--- Recorded data ---

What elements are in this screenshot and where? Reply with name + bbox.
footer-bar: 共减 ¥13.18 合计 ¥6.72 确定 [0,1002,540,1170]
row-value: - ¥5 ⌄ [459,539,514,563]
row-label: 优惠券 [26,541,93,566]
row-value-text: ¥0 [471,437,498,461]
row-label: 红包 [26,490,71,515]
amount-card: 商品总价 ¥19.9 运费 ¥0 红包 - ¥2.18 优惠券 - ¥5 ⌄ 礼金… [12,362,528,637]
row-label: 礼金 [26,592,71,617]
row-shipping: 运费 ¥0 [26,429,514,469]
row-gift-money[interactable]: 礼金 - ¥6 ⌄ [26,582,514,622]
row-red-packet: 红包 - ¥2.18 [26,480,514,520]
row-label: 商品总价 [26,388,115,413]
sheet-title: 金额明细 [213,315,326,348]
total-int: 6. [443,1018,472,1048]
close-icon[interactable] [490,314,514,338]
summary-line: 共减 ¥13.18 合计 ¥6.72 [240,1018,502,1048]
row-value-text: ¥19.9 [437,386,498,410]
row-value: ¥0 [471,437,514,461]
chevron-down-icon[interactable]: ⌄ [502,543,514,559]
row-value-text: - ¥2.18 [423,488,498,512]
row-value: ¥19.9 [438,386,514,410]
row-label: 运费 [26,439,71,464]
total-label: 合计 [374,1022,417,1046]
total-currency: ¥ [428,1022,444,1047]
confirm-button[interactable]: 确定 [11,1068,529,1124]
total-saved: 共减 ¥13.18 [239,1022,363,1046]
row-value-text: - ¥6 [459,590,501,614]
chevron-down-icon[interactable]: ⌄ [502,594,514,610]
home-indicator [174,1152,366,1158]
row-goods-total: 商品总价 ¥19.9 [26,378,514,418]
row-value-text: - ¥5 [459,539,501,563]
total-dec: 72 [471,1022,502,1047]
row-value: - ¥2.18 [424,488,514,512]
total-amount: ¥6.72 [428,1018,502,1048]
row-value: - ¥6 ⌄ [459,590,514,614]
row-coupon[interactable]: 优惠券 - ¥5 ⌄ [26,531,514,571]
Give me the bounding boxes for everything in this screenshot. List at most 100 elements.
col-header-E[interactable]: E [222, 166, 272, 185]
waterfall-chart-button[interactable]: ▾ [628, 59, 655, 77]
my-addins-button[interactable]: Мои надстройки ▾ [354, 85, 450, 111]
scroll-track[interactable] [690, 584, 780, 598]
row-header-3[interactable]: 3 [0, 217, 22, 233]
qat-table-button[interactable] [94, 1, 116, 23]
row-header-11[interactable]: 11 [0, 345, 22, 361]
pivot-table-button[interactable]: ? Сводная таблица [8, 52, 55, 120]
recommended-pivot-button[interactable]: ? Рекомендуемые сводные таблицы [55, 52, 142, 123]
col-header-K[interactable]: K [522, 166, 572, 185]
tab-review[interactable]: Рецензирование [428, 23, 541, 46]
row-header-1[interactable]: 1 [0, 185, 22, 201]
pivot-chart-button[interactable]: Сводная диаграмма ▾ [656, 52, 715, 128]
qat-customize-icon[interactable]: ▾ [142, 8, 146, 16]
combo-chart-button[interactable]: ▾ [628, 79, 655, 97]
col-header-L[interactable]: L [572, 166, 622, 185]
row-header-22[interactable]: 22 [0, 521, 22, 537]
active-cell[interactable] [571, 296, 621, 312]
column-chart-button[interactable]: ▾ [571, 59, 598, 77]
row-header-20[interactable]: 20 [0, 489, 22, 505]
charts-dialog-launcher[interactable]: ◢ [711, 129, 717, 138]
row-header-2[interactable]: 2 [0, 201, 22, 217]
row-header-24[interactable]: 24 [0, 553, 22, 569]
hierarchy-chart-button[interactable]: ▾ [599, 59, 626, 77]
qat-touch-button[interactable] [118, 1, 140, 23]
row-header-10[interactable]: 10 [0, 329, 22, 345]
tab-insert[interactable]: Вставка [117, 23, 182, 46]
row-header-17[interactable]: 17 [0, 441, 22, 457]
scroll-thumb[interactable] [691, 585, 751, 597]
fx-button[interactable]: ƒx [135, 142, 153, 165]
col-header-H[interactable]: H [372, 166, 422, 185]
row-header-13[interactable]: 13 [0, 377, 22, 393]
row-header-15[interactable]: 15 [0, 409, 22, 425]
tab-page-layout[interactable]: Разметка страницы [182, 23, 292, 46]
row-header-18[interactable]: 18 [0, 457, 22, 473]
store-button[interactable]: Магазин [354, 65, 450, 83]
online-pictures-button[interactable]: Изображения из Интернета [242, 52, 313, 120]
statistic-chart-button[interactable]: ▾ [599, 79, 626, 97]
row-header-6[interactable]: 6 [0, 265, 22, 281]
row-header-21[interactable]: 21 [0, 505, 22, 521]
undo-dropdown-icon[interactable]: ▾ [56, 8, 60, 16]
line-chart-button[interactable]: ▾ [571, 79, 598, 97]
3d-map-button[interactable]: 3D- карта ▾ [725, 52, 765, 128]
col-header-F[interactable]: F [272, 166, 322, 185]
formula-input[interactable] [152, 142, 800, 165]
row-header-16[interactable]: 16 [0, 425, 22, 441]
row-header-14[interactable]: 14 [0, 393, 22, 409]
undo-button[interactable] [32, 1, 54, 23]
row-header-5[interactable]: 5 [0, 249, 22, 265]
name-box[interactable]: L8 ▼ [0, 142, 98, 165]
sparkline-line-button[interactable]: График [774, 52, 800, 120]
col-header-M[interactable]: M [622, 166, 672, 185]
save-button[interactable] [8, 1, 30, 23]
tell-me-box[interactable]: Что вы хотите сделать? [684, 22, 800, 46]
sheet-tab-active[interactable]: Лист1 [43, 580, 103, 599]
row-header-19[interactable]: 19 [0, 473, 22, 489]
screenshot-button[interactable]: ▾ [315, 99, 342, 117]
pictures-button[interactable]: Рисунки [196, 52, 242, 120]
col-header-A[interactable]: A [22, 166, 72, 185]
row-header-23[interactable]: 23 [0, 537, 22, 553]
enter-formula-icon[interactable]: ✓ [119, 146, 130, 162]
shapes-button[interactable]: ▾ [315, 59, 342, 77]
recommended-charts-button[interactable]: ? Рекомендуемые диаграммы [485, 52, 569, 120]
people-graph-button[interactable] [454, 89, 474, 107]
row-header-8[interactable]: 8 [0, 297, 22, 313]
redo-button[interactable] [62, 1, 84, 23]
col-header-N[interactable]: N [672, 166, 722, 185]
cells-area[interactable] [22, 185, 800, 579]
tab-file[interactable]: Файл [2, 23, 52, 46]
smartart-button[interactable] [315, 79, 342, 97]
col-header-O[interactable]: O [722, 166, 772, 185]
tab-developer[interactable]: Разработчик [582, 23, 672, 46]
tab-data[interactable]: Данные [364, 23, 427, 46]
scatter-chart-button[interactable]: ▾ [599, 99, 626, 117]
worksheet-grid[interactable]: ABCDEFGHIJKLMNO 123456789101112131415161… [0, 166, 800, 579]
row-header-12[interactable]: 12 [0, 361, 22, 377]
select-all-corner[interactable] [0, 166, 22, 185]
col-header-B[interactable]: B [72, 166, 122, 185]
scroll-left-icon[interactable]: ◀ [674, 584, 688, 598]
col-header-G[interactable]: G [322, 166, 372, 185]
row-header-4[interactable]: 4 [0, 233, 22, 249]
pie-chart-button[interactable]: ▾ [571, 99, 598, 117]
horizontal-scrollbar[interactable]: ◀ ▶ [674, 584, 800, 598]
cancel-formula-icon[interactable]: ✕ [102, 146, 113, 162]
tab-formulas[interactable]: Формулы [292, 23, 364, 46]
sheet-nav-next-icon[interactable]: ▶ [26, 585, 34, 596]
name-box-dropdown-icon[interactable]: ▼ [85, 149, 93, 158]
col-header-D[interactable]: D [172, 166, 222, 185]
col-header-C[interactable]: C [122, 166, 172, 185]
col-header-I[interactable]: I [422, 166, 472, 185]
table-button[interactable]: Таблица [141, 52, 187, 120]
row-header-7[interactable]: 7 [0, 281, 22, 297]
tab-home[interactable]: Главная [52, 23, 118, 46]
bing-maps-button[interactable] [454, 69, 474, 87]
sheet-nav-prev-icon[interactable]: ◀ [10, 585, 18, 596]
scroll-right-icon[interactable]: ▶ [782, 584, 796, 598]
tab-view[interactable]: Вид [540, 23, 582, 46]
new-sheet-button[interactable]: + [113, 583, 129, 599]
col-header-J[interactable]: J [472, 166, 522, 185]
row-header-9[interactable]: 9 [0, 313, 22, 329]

---

Your instructions: Rewrite the listing as a JSON list of strings, one string per line, from its first line through the line containing "row-value: ¥0 [471,437,514,461]", including both of those lines and leaving out any blank lines.

Task solution:
[
  "What elements are in this screenshot and where? Reply with name + bbox.",
  "footer-bar: 共减 ¥13.18 合计 ¥6.72 确定 [0,1002,540,1170]",
  "row-value: - ¥5 ⌄ [459,539,514,563]",
  "row-label: 优惠券 [26,541,93,566]",
  "row-value-text: ¥0 [471,437,498,461]",
  "row-label: 红包 [26,490,71,515]",
  "amount-card: 商品总价 ¥19.9 运费 ¥0 红包 - ¥2.18 优惠券 - ¥5 ⌄ 礼金… [12,362,528,637]",
  "row-label: 礼金 [26,592,71,617]",
  "row-shipping: 运费 ¥0 [26,429,514,469]",
  "row-gift-money[interactable]: 礼金 - ¥6 ⌄ [26,582,514,622]",
  "row-red-packet: 红包 - ¥2.18 [26,480,514,520]",
  "row-label: 商品总价 [26,388,115,413]",
  "sheet-title: 金额明细 [213,315,326,348]",
  "total-int: 6. [443,1018,472,1048]",
  "close-icon[interactable] [490,314,514,338]",
  "summary-line: 共减 ¥13.18 合计 ¥6.72 [240,1018,502,1048]",
  "row-value-text: ¥19.9 [437,386,498,410]",
  "row-value: ¥0 [471,437,514,461]"
]